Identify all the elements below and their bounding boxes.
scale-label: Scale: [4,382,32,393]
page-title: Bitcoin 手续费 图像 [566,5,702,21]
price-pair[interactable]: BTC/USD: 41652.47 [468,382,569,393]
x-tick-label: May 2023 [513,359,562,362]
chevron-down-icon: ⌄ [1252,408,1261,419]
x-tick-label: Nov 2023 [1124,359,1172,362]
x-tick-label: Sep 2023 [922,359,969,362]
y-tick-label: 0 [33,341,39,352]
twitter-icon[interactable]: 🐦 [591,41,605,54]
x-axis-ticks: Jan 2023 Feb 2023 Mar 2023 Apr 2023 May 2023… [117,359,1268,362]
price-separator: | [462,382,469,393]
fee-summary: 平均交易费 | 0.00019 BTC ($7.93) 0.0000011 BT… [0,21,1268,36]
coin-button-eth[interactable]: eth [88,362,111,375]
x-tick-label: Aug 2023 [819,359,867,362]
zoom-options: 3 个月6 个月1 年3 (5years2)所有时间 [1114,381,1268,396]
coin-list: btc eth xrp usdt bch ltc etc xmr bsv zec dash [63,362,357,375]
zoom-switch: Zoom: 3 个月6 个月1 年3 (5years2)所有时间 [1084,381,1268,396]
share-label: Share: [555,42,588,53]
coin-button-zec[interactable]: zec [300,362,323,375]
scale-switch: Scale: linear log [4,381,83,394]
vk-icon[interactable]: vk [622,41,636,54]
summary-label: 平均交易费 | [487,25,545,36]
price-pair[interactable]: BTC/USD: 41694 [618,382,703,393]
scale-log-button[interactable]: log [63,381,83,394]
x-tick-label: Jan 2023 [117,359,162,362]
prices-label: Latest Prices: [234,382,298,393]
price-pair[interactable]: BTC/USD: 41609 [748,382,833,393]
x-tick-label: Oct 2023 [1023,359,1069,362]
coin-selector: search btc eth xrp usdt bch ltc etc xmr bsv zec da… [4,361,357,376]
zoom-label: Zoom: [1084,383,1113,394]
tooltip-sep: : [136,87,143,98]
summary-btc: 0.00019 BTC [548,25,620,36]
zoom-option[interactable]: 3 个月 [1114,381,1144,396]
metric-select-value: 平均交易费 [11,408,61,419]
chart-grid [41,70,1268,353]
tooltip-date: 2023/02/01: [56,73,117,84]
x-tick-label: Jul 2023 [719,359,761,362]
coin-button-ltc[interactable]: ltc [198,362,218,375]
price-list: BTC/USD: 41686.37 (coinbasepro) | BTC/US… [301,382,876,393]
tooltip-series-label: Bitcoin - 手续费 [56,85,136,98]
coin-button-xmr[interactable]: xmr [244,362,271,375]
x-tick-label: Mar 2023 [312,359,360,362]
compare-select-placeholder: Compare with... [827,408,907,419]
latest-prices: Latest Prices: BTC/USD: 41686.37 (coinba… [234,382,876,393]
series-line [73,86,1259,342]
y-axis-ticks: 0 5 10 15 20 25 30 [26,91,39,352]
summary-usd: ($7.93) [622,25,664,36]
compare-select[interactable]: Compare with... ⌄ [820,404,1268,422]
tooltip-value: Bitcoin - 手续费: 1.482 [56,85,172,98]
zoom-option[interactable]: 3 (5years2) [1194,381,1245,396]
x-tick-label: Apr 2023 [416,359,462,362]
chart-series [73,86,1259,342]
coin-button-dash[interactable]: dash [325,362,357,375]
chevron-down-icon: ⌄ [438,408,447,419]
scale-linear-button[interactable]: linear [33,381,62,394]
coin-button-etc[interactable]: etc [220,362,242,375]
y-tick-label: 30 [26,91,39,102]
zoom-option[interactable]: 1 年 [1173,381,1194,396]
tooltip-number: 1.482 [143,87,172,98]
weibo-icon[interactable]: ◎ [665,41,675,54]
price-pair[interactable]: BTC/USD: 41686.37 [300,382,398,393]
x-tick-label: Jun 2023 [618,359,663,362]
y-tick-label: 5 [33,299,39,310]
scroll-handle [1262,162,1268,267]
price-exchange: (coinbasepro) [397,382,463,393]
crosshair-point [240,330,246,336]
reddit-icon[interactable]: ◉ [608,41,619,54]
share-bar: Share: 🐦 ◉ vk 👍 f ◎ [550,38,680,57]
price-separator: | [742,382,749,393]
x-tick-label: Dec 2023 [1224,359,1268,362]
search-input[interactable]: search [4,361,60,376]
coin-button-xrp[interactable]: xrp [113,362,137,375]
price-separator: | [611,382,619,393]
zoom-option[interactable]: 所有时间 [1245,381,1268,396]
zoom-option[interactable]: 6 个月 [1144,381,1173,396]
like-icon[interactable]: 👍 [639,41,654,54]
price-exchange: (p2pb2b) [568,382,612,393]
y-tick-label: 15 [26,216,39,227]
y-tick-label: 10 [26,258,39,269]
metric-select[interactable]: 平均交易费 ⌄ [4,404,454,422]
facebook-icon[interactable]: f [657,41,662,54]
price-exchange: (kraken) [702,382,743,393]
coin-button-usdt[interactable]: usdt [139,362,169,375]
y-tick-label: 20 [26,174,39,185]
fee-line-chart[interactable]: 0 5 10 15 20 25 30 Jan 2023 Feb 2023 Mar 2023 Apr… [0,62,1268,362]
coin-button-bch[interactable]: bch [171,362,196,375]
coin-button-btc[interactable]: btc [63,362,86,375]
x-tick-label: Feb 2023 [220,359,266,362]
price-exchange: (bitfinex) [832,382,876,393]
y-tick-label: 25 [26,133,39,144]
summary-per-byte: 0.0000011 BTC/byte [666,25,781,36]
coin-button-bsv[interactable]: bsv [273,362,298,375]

> **Set task**
Could you copy the stretch of the listing from its first line through the line containing "price-list: BTC/USD: 41686.37", both ends included, keeping every character unchanged?

> **Completed exercise**
Identify all the elements below and their bounding boxes.
scale-label: Scale: [4,382,32,393]
page-title: Bitcoin 手续费 图像 [566,5,702,21]
price-pair[interactable]: BTC/USD: 41652.47 [468,382,569,393]
x-tick-label: May 2023 [513,359,562,362]
chevron-down-icon: ⌄ [1252,408,1261,419]
x-tick-label: Nov 2023 [1124,359,1172,362]
x-tick-label: Sep 2023 [922,359,969,362]
y-tick-label: 0 [33,341,39,352]
twitter-icon[interactable]: 🐦 [591,41,605,54]
x-axis-ticks: Jan 2023 Feb 2023 Mar 2023 Apr 2023 May 2023… [117,359,1268,362]
price-separator: | [462,382,469,393]
fee-summary: 平均交易费 | 0.00019 BTC ($7.93) 0.0000011 BT… [0,21,1268,36]
coin-button-eth[interactable]: eth [88,362,111,375]
x-tick-label: Aug 2023 [819,359,867,362]
zoom-options: 3 个月6 个月1 年3 (5years2)所有时间 [1114,381,1268,396]
coin-list: btc eth xrp usdt bch ltc etc xmr bsv zec dash [63,362,357,375]
zoom-switch: Zoom: 3 个月6 个月1 年3 (5years2)所有时间 [1084,381,1268,396]
share-label: Share: [555,42,588,53]
coin-button-zec[interactable]: zec [300,362,323,375]
scale-switch: Scale: linear log [4,381,83,394]
vk-icon[interactable]: vk [622,41,636,54]
summary-label: 平均交易费 | [487,25,545,36]
price-pair[interactable]: BTC/USD: 41694 [618,382,703,393]
scale-log-button[interactable]: log [63,381,83,394]
x-tick-label: Jan 2023 [117,359,162,362]
prices-label: Latest Prices: [234,382,298,393]
price-pair[interactable]: BTC/USD: 41609 [748,382,833,393]
x-tick-label: Oct 2023 [1023,359,1069,362]
coin-selector: search btc eth xrp usdt bch ltc etc xmr bsv zec da… [4,361,357,376]
zoom-label: Zoom: [1084,383,1113,394]
tooltip-sep: : [136,87,143,98]
summary-btc: 0.00019 BTC [548,25,620,36]
zoom-option[interactable]: 3 个月 [1114,381,1144,396]
metric-select-value: 平均交易费 [11,408,61,419]
chart-grid [41,70,1268,353]
tooltip-date: 2023/02/01: [56,73,117,84]
x-tick-label: Jul 2023 [719,359,761,362]
coin-button-ltc[interactable]: ltc [198,362,218,375]
price-list: BTC/USD: 41686.37 (coinbasepro) | BTC/US… [301,382,876,393]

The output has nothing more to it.